→ Task brief
From the entries below, copy every line where the string "NIVEL" appears.

Stored data entries:
####################
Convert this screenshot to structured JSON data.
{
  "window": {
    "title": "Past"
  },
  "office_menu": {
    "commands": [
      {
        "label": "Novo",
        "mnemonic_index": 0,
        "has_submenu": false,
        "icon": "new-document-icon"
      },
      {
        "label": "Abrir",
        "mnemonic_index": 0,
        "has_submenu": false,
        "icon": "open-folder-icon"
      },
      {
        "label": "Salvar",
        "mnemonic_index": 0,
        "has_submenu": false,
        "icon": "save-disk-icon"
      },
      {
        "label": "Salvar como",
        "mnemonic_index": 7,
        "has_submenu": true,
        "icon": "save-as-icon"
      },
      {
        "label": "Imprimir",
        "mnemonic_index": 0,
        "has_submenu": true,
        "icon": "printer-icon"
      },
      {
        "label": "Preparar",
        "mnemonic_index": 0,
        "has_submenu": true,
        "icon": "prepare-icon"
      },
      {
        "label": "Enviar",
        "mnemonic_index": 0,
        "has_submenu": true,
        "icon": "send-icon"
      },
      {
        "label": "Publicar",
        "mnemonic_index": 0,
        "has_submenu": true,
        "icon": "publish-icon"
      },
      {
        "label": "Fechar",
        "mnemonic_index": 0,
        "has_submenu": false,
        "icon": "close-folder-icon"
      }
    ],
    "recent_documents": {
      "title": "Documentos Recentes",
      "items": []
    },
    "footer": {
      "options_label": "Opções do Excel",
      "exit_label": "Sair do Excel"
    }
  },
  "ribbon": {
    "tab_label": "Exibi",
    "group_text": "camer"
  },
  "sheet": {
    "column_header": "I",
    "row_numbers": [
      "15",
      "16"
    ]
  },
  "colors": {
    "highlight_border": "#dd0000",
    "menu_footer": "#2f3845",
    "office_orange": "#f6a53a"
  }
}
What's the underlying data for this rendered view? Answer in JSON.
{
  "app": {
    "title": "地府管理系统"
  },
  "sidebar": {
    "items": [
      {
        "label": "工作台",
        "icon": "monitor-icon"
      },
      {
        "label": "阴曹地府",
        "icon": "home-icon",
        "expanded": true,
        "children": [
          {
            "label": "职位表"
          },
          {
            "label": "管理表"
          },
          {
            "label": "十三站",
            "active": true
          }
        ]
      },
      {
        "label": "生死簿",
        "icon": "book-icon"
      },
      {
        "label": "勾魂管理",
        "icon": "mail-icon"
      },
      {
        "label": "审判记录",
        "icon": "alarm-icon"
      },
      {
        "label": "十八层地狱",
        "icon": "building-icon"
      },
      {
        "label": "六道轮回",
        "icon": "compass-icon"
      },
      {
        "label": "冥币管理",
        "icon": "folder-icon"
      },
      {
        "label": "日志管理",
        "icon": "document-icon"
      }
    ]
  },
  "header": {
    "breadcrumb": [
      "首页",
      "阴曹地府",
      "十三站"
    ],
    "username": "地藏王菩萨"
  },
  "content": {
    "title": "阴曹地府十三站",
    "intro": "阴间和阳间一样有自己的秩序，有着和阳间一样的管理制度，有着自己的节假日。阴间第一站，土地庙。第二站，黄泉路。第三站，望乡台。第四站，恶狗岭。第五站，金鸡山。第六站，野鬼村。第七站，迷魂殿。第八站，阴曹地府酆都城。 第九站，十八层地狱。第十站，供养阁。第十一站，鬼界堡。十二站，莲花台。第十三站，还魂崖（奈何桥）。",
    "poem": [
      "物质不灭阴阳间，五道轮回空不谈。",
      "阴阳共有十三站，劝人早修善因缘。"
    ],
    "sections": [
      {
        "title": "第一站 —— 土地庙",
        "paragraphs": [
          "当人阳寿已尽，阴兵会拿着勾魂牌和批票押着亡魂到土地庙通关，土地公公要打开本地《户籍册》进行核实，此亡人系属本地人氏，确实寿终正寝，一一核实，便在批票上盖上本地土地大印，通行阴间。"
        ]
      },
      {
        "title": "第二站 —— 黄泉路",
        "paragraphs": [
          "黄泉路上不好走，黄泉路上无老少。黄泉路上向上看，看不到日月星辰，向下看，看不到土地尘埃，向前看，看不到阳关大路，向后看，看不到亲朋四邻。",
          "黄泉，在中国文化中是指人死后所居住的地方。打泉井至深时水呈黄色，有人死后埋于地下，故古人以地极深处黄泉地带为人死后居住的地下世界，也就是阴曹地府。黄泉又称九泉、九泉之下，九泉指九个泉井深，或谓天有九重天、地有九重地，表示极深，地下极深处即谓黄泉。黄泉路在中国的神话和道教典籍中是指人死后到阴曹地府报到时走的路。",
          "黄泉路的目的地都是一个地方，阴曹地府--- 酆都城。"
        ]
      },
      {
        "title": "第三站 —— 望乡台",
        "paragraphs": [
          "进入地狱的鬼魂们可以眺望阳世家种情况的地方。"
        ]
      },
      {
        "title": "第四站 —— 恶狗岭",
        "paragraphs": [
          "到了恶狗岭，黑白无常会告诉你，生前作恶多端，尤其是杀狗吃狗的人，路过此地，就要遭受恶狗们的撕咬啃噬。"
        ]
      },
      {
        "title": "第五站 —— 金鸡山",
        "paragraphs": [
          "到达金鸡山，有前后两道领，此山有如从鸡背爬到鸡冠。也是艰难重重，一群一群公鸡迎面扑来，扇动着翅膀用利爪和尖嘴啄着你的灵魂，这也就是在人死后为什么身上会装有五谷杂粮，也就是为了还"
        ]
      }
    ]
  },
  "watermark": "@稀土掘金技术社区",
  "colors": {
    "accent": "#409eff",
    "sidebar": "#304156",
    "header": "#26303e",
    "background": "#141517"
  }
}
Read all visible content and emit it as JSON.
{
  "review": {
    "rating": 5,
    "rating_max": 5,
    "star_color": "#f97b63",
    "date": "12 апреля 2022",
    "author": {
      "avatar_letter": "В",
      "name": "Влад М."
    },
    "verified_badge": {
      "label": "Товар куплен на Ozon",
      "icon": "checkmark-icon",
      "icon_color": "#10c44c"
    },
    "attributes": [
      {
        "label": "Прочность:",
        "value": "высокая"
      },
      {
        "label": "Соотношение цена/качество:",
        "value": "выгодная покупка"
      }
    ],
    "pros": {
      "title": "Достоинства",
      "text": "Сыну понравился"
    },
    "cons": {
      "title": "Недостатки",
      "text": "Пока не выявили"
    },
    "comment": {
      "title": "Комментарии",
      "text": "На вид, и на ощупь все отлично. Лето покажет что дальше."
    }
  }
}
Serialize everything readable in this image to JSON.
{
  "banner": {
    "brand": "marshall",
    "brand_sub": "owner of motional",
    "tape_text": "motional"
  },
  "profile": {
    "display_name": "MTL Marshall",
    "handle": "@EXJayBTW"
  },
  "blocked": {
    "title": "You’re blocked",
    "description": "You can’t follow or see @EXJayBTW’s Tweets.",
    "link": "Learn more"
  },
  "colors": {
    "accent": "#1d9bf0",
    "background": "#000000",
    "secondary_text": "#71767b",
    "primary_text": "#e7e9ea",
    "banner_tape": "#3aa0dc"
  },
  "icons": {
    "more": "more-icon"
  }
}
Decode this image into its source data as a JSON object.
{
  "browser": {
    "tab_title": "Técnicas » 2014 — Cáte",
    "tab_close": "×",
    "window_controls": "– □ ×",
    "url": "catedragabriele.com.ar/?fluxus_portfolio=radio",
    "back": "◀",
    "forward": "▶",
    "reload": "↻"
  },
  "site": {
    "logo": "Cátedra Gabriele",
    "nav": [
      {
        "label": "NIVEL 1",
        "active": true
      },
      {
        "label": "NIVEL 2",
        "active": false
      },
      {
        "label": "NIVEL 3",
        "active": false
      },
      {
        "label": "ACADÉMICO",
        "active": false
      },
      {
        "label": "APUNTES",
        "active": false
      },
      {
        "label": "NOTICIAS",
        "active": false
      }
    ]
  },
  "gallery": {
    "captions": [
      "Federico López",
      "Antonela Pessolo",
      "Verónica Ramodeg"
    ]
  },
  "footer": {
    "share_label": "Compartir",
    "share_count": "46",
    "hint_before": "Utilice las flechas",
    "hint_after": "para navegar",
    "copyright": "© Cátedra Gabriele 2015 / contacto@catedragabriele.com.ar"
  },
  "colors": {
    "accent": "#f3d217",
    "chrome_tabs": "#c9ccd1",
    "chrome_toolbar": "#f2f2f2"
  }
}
####################
→ The answer
        "label": "NIVEL 1",
        "label": "NIVEL 2",
        "label": "NIVEL 3",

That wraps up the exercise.